## Extracted entries

⟨

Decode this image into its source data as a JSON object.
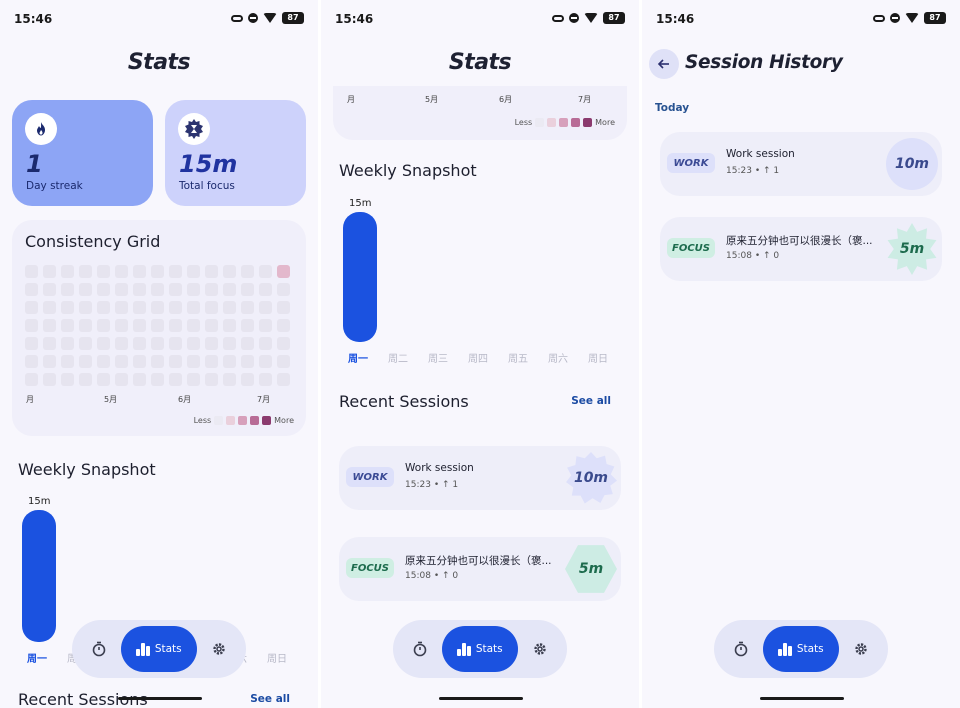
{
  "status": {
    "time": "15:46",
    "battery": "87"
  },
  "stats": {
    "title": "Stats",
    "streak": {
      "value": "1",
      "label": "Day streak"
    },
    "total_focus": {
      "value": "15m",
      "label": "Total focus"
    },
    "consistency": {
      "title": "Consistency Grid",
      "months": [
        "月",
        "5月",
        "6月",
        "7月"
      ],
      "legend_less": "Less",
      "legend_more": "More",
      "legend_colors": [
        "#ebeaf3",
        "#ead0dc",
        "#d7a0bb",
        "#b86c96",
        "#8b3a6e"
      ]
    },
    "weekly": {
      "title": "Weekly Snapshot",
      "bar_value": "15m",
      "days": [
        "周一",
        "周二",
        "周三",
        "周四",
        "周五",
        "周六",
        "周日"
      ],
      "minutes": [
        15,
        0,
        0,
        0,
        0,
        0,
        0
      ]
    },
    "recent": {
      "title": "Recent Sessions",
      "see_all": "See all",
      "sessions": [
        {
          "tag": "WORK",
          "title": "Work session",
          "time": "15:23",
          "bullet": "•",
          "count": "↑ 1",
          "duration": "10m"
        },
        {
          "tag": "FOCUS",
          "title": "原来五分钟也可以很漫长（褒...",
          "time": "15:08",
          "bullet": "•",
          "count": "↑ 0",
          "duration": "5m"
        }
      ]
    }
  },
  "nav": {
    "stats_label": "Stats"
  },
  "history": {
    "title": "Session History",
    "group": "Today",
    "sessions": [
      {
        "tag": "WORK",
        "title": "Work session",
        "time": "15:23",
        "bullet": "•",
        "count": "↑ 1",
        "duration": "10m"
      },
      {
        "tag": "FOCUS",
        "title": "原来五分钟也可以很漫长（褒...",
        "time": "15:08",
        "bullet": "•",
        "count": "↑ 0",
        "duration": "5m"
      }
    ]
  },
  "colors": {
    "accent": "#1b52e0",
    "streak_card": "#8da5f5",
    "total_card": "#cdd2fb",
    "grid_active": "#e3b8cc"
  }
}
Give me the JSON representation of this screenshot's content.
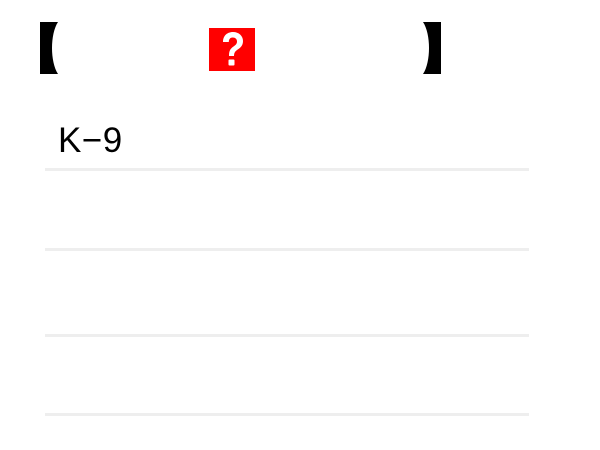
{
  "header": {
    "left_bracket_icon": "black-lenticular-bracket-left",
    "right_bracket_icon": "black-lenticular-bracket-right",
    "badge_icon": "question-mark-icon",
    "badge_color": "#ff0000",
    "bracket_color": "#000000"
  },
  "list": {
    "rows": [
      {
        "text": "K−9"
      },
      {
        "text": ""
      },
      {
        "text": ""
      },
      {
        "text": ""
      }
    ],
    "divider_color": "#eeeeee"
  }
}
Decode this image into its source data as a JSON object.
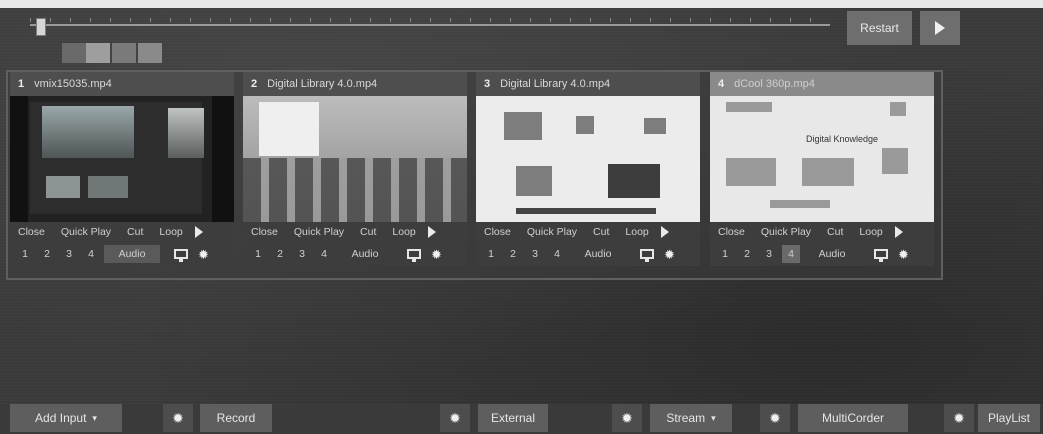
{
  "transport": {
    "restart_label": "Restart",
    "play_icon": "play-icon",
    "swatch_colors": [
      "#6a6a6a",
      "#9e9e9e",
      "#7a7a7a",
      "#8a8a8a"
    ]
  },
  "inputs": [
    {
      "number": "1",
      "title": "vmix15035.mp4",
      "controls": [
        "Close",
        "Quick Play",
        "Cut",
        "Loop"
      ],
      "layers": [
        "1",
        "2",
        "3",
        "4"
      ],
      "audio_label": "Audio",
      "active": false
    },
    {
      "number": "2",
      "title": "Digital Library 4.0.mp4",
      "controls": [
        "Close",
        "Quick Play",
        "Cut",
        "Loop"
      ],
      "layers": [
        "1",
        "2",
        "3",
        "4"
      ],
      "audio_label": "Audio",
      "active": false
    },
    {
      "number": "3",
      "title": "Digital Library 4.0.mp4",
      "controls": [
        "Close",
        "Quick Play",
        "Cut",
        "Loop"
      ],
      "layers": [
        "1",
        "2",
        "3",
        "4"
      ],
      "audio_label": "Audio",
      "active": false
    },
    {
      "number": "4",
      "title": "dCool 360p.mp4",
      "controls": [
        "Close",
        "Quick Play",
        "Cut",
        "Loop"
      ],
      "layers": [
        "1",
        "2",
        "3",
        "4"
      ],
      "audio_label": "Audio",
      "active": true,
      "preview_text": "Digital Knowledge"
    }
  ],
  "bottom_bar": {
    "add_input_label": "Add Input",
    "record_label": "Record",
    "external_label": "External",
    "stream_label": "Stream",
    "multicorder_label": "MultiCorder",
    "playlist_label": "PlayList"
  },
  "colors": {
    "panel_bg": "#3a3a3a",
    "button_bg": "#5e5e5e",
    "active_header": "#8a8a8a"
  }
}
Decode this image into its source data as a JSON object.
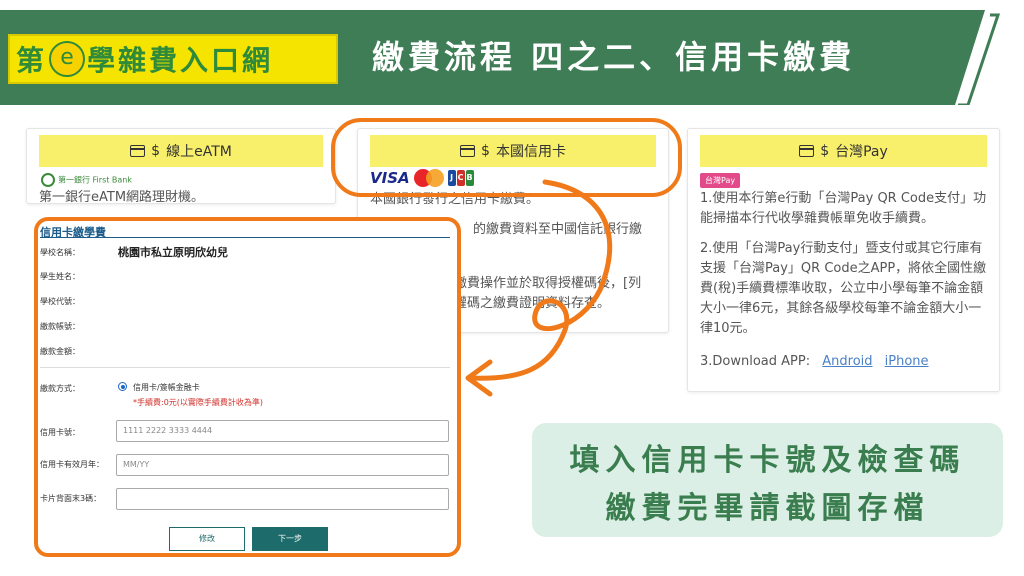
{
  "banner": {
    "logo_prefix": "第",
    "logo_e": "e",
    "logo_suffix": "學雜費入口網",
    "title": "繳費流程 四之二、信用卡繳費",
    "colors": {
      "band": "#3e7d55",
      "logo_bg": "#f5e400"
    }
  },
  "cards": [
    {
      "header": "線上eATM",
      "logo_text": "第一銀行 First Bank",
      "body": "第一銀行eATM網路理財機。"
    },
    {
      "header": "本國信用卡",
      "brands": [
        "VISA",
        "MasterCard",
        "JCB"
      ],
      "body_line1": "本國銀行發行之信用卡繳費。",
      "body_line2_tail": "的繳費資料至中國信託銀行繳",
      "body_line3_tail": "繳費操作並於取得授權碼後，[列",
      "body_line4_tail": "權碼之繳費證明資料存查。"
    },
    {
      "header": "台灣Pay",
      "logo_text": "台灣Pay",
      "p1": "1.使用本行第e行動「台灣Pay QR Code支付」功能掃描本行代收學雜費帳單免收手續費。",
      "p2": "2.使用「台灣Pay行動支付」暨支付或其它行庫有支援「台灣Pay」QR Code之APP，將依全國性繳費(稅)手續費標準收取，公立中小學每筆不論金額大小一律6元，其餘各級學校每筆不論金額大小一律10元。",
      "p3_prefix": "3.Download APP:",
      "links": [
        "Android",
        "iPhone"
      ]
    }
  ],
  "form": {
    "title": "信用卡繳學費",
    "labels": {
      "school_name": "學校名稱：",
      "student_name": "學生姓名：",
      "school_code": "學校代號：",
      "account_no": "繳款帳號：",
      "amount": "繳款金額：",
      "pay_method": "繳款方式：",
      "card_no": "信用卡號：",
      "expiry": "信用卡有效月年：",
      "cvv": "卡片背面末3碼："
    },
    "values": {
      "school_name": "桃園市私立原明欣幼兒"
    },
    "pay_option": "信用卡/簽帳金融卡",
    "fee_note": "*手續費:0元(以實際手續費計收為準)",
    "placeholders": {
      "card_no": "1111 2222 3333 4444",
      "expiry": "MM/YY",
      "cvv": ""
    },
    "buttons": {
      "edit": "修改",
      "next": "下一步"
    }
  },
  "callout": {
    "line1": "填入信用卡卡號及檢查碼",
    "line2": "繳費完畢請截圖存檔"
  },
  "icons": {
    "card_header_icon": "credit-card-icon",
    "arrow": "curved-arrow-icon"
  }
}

⟩

## What is expected
All lines in the data that contain the word "lenticular" should be copied.

## Expected output
    "left_bracket_icon": "black-lenticular-bracket-left",
    "right_bracket_icon": "black-lenticular-bracket-right",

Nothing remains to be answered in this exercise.